Every line of the listing must be reproduced as it stands. Leave the images behind.

[Lines of data]
___

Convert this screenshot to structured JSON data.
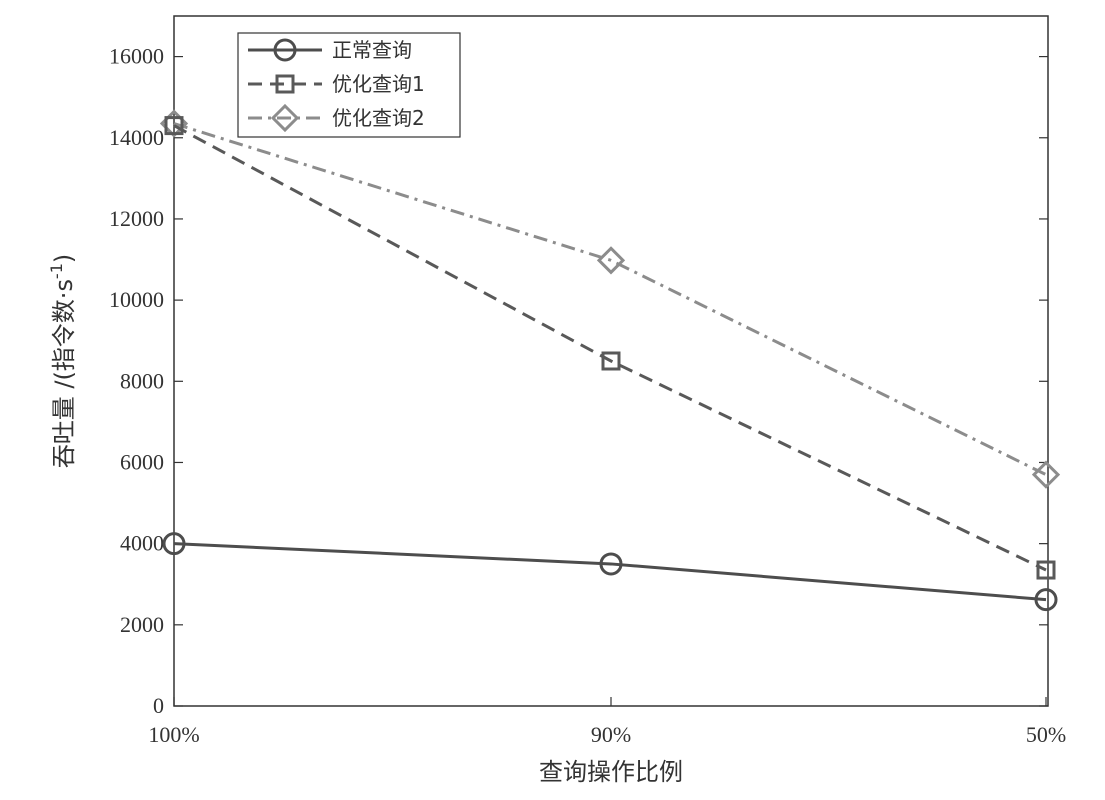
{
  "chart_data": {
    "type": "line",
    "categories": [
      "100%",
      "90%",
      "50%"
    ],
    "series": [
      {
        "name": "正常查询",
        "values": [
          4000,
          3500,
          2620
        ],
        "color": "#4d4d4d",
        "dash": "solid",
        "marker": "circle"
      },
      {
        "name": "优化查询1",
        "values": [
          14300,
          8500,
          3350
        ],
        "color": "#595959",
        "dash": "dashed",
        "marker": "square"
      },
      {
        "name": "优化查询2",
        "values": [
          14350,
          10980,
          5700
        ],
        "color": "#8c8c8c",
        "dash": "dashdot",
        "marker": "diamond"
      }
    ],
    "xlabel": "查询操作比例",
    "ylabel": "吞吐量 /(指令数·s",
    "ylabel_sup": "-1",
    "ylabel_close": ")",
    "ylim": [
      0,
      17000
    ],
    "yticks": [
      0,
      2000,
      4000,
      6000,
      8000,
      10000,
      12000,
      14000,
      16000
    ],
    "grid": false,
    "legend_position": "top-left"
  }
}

___

§ EXERCISE ANSWER:
Convert this screenshot to structured JSON data.
{
  "chart_data": {
    "type": "line",
    "categories": [
      "100%",
      "90%",
      "50%"
    ],
    "series": [
      {
        "name": "正常查询",
        "values": [
          4000,
          3500,
          2620
        ],
        "color": "#4d4d4d",
        "dash": "solid",
        "marker": "circle"
      },
      {
        "name": "优化查询1",
        "values": [
          14300,
          8500,
          3350
        ],
        "color": "#595959",
        "dash": "dashed",
        "marker": "square"
      },
      {
        "name": "优化查询2",
        "values": [
          14350,
          10980,
          5700
        ],
        "color": "#8c8c8c",
        "dash": "dashdot",
        "marker": "diamond"
      }
    ],
    "xlabel": "查询操作比例",
    "ylabel": "吞吐量 /(指令数·s",
    "ylabel_sup": "-1",
    "ylabel_close": ")",
    "ylim": [
      0,
      17000
    ],
    "yticks": [
      0,
      2000,
      4000,
      6000,
      8000,
      10000,
      12000,
      14000,
      16000
    ],
    "grid": false,
    "legend_position": "top-left"
  }
}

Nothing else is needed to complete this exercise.